• _EXERCISE_
Print the entire listing. Each line must match the original exactly.

**** EXERCISE MATERIAL ****

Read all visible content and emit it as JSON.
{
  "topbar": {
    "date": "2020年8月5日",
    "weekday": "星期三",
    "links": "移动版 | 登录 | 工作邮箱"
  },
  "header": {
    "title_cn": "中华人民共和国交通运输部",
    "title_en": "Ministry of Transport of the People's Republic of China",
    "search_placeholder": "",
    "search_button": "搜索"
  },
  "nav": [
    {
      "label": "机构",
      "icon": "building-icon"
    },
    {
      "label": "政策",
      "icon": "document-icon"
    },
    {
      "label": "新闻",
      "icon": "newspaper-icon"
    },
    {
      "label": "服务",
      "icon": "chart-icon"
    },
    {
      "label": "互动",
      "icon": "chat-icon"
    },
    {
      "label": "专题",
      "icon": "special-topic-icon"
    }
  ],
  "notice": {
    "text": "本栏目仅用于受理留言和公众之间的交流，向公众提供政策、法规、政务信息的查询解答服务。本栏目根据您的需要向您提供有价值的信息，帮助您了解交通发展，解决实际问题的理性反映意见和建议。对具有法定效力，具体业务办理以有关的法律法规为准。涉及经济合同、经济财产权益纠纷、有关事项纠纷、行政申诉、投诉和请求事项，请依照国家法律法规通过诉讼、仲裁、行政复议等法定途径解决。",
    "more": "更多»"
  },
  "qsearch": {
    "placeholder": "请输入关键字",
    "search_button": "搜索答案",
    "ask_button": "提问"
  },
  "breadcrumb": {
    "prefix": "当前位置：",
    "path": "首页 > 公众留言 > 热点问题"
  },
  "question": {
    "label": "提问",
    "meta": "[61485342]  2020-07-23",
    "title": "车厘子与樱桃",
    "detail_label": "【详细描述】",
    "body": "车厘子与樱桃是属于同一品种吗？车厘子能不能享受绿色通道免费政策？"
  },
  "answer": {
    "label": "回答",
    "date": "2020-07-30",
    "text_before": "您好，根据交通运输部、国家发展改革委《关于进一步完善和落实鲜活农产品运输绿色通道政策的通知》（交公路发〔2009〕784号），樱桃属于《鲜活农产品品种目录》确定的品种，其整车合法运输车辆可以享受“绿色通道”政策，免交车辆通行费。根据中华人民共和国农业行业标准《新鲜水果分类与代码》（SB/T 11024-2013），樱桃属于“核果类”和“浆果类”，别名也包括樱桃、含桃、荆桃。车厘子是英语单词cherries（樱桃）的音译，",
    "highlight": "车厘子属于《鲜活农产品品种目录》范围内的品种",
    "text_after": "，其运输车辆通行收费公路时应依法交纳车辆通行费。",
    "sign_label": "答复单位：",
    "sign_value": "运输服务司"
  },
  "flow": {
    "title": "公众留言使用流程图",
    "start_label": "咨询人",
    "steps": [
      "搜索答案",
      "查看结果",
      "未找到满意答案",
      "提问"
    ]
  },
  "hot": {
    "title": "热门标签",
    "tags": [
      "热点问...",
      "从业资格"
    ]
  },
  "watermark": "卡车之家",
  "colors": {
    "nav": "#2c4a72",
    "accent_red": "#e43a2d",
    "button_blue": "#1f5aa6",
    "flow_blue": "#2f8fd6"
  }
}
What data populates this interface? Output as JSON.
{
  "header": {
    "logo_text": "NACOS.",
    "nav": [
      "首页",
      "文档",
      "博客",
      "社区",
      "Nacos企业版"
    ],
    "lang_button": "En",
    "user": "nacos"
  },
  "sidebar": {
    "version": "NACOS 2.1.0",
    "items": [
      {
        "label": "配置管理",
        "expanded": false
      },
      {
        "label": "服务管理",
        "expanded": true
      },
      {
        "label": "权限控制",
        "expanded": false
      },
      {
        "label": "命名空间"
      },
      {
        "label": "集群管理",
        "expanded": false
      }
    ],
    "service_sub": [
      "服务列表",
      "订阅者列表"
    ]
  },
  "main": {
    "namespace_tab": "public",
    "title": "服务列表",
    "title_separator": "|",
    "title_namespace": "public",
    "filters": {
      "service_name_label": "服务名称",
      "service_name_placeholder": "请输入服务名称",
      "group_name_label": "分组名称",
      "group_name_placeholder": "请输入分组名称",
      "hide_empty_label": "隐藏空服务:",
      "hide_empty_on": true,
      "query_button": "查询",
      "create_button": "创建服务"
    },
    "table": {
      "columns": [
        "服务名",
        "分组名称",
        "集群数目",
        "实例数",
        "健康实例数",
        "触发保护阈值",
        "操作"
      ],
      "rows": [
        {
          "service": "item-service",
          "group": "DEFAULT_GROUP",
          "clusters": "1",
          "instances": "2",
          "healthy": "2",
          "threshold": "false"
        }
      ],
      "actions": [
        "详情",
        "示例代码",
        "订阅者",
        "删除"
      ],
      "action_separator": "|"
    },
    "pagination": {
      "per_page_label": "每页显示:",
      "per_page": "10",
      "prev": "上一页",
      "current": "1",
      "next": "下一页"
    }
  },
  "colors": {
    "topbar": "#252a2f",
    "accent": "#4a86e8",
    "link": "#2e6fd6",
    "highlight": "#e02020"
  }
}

****

• _TASK SOLUTION_
Read all visible content and emit it as JSON.
{
  "topbar": {
    "date": "2020年8月5日",
    "weekday": "星期三",
    "links": "移动版 | 登录 | 工作邮箱"
  },
  "header": {
    "title_cn": "中华人民共和国交通运输部",
    "title_en": "Ministry of Transport of the People's Republic of China",
    "search_placeholder": "",
    "search_button": "搜索"
  },
  "nav": [
    {
      "label": "机构",
      "icon": "building-icon"
    },
    {
      "label": "政策",
      "icon": "document-icon"
    },
    {
      "label": "新闻",
      "icon": "newspaper-icon"
    },
    {
      "label": "服务",
      "icon": "chart-icon"
    },
    {
      "label": "互动",
      "icon": "chat-icon"
    },
    {
      "label": "专题",
      "icon": "special-topic-icon"
    }
  ],
  "notice": {
    "text": "本栏目仅用于受理留言和公众之间的交流，向公众提供政策、法规、政务信息的查询解答服务。本栏目根据您的需要向您提供有价值的信息，帮助您了解交通发展，解决实际问题的理性反映意见和建议。对具有法定效力，具体业务办理以有关的法律法规为准。涉及经济合同、经济财产权益纠纷、有关事项纠纷、行政申诉、投诉和请求事项，请依照国家法律法规通过诉讼、仲裁、行政复议等法定途径解决。",
    "more": "更多»"
  },
  "qsearch": {
    "placeholder": "请输入关键字",
    "search_button": "搜索答案",
    "ask_button": "提问"
  },
  "breadcrumb": {
    "prefix": "当前位置：",
    "path": "首页 > 公众留言 > 热点问题"
  },
  "question": {
    "label": "提问",
    "meta": "[61485342]  2020-07-23",
    "title": "车厘子与樱桃",
    "detail_label": "【详细描述】",
    "body": "车厘子与樱桃是属于同一品种吗？车厘子能不能享受绿色通道免费政策？"
  },
  "answer": {
    "label": "回答",
    "date": "2020-07-30",
    "text_before": "您好，根据交通运输部、国家发展改革委《关于进一步完善和落实鲜活农产品运输绿色通道政策的通知》（交公路发〔2009〕784号），樱桃属于《鲜活农产品品种目录》确定的品种，其整车合法运输车辆可以享受“绿色通道”政策，免交车辆通行费。根据中华人民共和国农业行业标准《新鲜水果分类与代码》（SB/T 11024-2013），樱桃属于“核果类”和“浆果类”，别名也包括樱桃、含桃、荆桃。车厘子是英语单词cherries（樱桃）的音译，",
    "highlight": "车厘子属于《鲜活农产品品种目录》范围内的品种",
    "text_after": "，其运输车辆通行收费公路时应依法交纳车辆通行费。",
    "sign_label": "答复单位：",
    "sign_value": "运输服务司"
  },
  "flow": {
    "title": "公众留言使用流程图",
    "start_label": "咨询人",
    "steps": [
      "搜索答案",
      "查看结果",
      "未找到满意答案",
      "提问"
    ]
  },
  "hot": {
    "title": "热门标签",
    "tags": [
      "热点问...",
      "从业资格"
    ]
  },
  "watermark": "卡车之家",
  "colors": {
    "nav": "#2c4a72",
    "accent_red": "#e43a2d",
    "button_blue": "#1f5aa6",
    "flow_blue": "#2f8fd6"
  }
}
What data populates this interface? Output as JSON.
{
  "header": {
    "logo_text": "NACOS.",
    "nav": [
      "首页",
      "文档",
      "博客",
      "社区",
      "Nacos企业版"
    ],
    "lang_button": "En",
    "user": "nacos"
  },
  "sidebar": {
    "version": "NACOS 2.1.0",
    "items": [
      {
        "label": "配置管理",
        "expanded": false
      },
      {
        "label": "服务管理",
        "expanded": true
      },
      {
        "label": "权限控制",
        "expanded": false
      },
      {
        "label": "命名空间"
      },
      {
        "label": "集群管理",
        "expanded": false
      }
    ],
    "service_sub": [
      "服务列表",
      "订阅者列表"
    ]
  },
  "main": {
    "namespace_tab": "public",
    "title": "服务列表",
    "title_separator": "|",
    "title_namespace": "public",
    "filters": {
      "service_name_label": "服务名称",
      "service_name_placeholder": "请输入服务名称",
      "group_name_label": "分组名称",
      "group_name_placeholder": "请输入分组名称",
      "hide_empty_label": "隐藏空服务:",
      "hide_empty_on": true,
      "query_button": "查询",
      "create_button": "创建服务"
    },
    "table": {
      "columns": [
        "服务名",
        "分组名称",
        "集群数目",
        "实例数",
        "健康实例数",
        "触发保护阈值",
        "操作"
      ],
      "rows": [
        {
          "service": "item-service",
          "group": "DEFAULT_GROUP",
          "clusters": "1",
          "instances": "2",
          "healthy": "2",
          "threshold": "false"
        }
      ],
      "actions": [
        "详情",
        "示例代码",
        "订阅者",
        "删除"
      ],
      "action_separator": "|"
    },
    "pagination": {
      "per_page_label": "每页显示:",
      "per_page": "10",
      "prev": "上一页",
      "current": "1",
      "next": "下一页"
    }
  },
  "colors": {
    "topbar": "#252a2f",
    "accent": "#4a86e8",
    "link": "#2e6fd6",
    "highlight": "#e02020"
  }
}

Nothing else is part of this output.